Pull out each line of the data below that contains the word "Output", and list those lines in their original order.

========================

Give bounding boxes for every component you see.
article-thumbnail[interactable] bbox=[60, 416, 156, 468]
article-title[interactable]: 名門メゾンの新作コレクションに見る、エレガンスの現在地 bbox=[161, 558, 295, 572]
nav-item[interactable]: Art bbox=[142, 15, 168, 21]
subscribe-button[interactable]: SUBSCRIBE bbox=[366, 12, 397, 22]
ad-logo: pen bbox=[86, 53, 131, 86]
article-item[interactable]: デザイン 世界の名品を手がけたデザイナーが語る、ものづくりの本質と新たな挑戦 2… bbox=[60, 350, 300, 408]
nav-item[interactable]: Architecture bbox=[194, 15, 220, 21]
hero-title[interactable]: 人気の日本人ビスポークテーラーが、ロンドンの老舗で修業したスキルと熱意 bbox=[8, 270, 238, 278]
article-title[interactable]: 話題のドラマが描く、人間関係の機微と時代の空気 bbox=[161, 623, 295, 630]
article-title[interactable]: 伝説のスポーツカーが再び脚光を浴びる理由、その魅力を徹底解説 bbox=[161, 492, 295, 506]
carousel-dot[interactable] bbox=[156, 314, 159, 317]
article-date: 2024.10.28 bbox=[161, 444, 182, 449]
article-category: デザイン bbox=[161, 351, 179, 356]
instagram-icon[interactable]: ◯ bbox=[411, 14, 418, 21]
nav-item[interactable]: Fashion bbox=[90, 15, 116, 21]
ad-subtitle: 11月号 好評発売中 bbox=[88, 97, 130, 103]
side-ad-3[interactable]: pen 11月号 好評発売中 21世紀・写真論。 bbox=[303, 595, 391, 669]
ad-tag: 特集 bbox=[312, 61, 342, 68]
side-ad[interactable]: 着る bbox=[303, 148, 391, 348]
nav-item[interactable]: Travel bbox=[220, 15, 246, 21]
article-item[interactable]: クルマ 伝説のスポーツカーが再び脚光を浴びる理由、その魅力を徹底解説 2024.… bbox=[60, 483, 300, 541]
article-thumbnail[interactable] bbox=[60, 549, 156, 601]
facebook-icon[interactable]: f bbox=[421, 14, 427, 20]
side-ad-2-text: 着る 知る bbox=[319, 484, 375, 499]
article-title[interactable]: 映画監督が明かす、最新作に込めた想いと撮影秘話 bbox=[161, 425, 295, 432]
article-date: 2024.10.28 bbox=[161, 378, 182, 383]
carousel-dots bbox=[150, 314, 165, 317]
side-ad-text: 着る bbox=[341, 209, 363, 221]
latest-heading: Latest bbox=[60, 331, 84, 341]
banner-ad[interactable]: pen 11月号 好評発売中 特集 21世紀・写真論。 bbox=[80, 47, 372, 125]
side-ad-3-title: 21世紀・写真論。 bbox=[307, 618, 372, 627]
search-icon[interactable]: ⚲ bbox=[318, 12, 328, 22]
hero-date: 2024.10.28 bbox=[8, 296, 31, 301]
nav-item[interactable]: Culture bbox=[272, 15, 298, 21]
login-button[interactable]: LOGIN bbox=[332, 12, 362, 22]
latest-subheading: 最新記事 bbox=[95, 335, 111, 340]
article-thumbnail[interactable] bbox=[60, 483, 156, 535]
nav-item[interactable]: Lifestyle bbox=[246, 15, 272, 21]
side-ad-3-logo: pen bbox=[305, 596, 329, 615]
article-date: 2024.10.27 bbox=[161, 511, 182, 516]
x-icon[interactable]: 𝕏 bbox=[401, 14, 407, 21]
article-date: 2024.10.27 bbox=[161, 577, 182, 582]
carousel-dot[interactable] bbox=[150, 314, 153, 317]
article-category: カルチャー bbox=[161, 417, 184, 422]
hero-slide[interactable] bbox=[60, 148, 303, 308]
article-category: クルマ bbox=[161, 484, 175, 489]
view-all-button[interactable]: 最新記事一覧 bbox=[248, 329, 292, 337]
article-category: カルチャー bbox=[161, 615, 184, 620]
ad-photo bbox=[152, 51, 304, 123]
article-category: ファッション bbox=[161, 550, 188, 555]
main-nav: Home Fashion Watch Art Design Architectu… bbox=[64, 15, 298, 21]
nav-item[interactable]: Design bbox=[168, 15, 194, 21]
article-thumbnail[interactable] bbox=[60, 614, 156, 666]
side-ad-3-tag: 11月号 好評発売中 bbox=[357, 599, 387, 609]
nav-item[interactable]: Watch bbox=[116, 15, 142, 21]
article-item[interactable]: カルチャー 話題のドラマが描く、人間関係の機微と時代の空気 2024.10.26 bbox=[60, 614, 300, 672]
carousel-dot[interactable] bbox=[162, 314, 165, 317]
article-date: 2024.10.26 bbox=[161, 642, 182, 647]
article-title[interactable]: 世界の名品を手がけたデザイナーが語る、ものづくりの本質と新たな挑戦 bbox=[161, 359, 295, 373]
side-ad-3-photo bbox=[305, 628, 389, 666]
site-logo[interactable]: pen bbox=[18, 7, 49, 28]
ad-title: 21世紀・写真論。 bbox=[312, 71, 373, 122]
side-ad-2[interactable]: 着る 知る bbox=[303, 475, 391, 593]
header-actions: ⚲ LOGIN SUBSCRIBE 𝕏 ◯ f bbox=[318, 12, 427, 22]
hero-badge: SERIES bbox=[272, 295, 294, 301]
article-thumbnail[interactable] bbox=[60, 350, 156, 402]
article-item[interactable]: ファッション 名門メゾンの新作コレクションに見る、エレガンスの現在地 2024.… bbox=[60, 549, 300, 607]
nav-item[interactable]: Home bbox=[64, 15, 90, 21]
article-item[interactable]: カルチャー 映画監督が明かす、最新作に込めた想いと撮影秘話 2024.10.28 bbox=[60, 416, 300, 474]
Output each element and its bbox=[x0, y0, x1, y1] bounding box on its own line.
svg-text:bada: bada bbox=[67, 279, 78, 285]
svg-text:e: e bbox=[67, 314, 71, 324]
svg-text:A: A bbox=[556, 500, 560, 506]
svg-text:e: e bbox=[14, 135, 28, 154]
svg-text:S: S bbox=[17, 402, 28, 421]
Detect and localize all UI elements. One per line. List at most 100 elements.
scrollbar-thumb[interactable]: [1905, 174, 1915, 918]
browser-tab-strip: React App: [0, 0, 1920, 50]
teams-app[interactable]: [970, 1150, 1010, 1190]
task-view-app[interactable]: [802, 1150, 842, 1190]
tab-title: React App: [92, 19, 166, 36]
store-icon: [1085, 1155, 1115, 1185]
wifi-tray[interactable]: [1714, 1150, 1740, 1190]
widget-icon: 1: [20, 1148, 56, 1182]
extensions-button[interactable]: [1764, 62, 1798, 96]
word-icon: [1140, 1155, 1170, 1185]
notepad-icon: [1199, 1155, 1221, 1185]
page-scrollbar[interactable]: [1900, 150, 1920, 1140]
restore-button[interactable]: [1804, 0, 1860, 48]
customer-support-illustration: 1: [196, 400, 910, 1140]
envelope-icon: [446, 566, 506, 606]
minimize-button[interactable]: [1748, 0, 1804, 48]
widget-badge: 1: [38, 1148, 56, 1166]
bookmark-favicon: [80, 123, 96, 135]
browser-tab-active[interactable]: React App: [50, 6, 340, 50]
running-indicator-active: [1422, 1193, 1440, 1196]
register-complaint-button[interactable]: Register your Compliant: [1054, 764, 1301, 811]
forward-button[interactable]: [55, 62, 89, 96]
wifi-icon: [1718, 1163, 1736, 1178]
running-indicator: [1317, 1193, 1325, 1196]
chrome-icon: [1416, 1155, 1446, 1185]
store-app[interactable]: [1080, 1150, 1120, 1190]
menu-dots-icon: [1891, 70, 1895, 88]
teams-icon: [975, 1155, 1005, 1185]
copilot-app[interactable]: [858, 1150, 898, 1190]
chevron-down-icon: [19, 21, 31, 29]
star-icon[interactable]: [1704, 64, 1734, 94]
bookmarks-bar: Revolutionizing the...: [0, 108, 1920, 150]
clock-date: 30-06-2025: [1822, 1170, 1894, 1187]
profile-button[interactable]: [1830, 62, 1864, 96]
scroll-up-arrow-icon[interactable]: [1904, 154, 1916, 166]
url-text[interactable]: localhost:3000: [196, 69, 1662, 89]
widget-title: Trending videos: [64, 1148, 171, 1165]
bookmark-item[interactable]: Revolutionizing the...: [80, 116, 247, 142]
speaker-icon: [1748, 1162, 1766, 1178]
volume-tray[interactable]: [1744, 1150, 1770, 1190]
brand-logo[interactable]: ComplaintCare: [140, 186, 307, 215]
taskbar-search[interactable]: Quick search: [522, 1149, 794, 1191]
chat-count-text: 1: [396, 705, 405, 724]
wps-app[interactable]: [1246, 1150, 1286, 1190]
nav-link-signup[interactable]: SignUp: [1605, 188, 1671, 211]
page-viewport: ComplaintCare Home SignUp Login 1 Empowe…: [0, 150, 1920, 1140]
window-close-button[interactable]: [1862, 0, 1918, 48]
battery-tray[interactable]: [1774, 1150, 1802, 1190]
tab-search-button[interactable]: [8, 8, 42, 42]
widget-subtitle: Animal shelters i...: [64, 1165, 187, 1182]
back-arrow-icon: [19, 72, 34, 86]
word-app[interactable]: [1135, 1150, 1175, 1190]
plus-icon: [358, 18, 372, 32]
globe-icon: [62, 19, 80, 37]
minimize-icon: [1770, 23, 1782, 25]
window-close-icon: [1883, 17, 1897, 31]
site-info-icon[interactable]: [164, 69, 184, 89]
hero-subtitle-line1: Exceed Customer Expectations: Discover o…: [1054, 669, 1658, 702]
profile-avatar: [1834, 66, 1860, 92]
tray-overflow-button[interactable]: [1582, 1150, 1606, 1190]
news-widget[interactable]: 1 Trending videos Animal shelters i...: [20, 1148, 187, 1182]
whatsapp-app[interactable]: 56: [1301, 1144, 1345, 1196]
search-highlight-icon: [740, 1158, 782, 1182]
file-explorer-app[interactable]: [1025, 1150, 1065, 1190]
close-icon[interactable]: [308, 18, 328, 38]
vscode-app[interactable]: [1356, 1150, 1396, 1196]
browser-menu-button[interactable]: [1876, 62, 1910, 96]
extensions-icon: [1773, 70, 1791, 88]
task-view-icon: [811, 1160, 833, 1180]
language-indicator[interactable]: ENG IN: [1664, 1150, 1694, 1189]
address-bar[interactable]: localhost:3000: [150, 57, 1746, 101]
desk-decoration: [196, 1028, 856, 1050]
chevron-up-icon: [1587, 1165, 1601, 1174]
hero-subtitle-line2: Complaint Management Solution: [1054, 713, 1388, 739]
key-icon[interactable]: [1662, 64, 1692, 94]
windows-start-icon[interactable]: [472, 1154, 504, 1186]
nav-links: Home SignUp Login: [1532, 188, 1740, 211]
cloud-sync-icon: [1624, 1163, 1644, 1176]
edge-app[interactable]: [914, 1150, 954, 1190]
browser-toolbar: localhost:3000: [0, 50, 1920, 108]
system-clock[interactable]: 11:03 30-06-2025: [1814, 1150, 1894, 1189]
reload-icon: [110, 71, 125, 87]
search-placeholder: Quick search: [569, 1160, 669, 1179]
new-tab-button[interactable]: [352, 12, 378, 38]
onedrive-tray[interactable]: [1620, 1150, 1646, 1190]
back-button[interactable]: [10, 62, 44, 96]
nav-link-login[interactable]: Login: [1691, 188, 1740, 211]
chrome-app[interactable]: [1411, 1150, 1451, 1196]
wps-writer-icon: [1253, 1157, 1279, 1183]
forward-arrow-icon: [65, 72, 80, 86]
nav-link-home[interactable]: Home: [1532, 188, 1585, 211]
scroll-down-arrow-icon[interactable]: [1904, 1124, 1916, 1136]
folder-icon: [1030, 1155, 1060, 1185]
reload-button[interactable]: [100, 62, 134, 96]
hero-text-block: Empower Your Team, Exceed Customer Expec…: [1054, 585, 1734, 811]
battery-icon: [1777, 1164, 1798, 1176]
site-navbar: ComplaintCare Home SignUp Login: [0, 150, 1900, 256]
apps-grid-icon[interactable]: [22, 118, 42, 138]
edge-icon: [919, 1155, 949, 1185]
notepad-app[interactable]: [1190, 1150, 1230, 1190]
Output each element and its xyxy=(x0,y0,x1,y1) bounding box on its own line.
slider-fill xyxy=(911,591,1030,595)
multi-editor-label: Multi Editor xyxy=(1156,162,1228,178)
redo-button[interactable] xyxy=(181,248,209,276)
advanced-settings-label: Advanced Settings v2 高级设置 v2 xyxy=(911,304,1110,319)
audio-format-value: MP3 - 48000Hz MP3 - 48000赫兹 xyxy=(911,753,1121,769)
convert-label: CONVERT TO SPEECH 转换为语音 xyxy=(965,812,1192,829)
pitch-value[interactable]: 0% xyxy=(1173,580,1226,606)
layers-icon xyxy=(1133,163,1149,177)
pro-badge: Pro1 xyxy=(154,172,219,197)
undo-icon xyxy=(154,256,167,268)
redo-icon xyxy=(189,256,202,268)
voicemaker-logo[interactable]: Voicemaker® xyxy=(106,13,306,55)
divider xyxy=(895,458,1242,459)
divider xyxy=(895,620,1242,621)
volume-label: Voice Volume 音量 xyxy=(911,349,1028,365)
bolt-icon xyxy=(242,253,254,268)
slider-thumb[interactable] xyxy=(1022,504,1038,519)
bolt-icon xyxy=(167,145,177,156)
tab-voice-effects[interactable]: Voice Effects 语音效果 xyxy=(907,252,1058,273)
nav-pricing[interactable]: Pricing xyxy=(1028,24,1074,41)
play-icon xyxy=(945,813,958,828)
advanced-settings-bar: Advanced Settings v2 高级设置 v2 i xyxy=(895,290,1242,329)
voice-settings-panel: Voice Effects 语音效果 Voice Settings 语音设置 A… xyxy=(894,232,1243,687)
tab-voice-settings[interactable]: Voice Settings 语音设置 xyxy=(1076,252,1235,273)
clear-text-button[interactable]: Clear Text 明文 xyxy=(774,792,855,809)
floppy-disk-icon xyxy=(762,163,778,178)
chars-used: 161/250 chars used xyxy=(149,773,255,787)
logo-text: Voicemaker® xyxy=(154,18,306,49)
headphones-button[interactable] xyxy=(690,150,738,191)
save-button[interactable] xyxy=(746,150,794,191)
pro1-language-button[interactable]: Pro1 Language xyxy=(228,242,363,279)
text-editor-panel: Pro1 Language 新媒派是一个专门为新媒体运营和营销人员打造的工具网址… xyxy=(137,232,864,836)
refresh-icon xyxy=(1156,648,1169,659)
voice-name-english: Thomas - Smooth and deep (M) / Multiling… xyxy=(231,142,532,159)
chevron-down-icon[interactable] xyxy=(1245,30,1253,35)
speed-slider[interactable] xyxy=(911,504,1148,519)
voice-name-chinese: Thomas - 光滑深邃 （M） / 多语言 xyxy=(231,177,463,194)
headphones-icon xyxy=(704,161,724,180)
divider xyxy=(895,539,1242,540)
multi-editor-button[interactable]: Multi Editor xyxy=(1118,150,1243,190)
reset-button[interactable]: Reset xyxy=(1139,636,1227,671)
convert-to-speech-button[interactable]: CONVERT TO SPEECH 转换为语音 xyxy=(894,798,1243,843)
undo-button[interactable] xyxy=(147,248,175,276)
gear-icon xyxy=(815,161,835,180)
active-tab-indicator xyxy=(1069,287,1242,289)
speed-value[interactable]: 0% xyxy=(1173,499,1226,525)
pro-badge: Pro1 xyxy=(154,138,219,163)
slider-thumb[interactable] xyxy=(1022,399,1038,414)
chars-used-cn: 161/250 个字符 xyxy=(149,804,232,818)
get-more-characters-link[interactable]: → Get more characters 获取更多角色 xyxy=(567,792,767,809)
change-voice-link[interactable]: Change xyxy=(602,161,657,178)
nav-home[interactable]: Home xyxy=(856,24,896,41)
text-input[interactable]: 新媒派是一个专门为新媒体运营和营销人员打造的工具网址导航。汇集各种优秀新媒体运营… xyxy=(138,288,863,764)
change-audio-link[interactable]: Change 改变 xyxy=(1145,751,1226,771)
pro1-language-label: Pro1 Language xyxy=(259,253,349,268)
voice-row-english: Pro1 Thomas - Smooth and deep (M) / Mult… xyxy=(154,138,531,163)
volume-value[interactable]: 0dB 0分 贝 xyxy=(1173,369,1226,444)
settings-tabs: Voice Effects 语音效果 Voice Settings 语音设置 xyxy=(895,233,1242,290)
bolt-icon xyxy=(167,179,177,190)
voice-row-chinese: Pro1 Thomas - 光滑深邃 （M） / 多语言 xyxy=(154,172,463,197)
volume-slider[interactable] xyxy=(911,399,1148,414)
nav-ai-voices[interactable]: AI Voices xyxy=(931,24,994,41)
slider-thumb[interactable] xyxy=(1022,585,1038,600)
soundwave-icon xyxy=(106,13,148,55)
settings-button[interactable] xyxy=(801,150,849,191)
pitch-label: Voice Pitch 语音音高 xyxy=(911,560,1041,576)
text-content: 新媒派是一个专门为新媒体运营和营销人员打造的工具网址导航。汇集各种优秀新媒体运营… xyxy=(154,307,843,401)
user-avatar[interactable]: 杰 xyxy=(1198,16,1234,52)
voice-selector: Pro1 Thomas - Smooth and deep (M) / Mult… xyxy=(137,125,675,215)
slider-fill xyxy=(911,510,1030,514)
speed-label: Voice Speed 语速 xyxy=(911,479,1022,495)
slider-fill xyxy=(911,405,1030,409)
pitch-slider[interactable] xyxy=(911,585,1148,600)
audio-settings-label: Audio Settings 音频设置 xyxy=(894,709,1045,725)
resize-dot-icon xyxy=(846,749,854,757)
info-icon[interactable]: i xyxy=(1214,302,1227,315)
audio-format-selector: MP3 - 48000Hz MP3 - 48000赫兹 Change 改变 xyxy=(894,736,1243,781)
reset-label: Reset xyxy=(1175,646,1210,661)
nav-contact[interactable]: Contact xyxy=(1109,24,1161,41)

========================

**Answer to the exercise:**
Output each element and its bbox=[x0, y0, x1, y1] bounding box on its own line.
Output each element and its xyxy=(x0,y0,x1,y1) bounding box on its own line.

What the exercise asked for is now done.